The data
╭──
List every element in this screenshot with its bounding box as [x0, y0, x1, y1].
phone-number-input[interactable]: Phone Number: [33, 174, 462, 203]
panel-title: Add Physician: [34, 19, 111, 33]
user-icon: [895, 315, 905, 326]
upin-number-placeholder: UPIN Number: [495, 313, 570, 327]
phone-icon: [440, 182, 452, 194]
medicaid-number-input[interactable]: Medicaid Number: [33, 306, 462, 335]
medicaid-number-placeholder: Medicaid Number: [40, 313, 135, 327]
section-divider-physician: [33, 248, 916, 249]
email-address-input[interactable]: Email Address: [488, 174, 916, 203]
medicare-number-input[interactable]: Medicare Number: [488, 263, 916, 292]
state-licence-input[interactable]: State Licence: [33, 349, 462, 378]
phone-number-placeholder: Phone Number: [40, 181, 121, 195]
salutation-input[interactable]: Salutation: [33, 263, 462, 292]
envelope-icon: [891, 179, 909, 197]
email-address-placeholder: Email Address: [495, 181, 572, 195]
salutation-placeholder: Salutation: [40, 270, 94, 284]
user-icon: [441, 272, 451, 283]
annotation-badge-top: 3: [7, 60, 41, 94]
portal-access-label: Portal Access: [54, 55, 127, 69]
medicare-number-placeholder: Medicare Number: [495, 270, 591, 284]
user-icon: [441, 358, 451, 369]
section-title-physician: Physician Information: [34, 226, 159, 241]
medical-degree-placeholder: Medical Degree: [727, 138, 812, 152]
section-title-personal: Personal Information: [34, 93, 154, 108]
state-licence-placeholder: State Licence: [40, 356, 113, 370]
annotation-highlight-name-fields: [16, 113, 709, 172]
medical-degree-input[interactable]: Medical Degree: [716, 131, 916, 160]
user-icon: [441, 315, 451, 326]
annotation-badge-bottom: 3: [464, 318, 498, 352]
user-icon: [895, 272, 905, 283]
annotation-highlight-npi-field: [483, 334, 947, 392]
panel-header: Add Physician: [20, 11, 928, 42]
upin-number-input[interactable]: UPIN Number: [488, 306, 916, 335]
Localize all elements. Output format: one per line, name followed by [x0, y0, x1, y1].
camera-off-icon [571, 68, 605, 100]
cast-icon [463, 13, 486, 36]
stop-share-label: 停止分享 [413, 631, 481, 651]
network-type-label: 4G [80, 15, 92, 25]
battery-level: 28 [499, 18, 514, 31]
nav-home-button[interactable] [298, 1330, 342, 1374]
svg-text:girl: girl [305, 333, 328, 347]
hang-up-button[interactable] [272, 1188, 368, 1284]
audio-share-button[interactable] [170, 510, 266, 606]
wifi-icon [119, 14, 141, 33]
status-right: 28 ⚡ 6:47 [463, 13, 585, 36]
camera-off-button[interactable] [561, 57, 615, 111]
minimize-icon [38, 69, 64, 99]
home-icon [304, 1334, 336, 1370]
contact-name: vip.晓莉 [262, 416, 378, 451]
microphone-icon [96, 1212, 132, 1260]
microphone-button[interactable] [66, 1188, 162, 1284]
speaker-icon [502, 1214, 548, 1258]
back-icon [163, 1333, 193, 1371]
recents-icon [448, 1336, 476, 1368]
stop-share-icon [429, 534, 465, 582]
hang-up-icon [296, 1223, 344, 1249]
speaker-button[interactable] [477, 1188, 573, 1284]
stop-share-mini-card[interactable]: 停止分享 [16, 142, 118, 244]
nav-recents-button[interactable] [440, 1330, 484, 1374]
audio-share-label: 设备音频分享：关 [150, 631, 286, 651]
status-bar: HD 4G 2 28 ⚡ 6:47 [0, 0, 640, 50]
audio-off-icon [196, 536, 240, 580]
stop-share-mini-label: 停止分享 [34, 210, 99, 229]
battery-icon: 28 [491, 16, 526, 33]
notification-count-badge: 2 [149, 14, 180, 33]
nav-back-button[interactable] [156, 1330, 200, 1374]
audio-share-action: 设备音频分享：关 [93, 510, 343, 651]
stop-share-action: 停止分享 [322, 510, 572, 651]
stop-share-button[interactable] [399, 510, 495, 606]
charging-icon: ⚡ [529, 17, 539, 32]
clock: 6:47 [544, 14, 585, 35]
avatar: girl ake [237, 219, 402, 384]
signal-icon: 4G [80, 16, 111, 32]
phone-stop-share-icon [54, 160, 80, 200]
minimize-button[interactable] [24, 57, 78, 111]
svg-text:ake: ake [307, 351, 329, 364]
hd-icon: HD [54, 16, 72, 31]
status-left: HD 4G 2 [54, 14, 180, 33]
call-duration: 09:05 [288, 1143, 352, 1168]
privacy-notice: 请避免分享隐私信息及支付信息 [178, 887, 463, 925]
╰──
Directive
Rewrite the entries from the first line through the line containing "user-icon: [895, 315, 905, 326]", changing "Physician" to "Doctor" and leaving everything else as it is.

Expected answer
List every element in this screenshot with its bounding box as [x0, y0, x1, y1].
phone-number-input[interactable]: Phone Number: [33, 174, 462, 203]
panel-title: Add Doctor: [34, 19, 111, 33]
user-icon: [895, 315, 905, 326]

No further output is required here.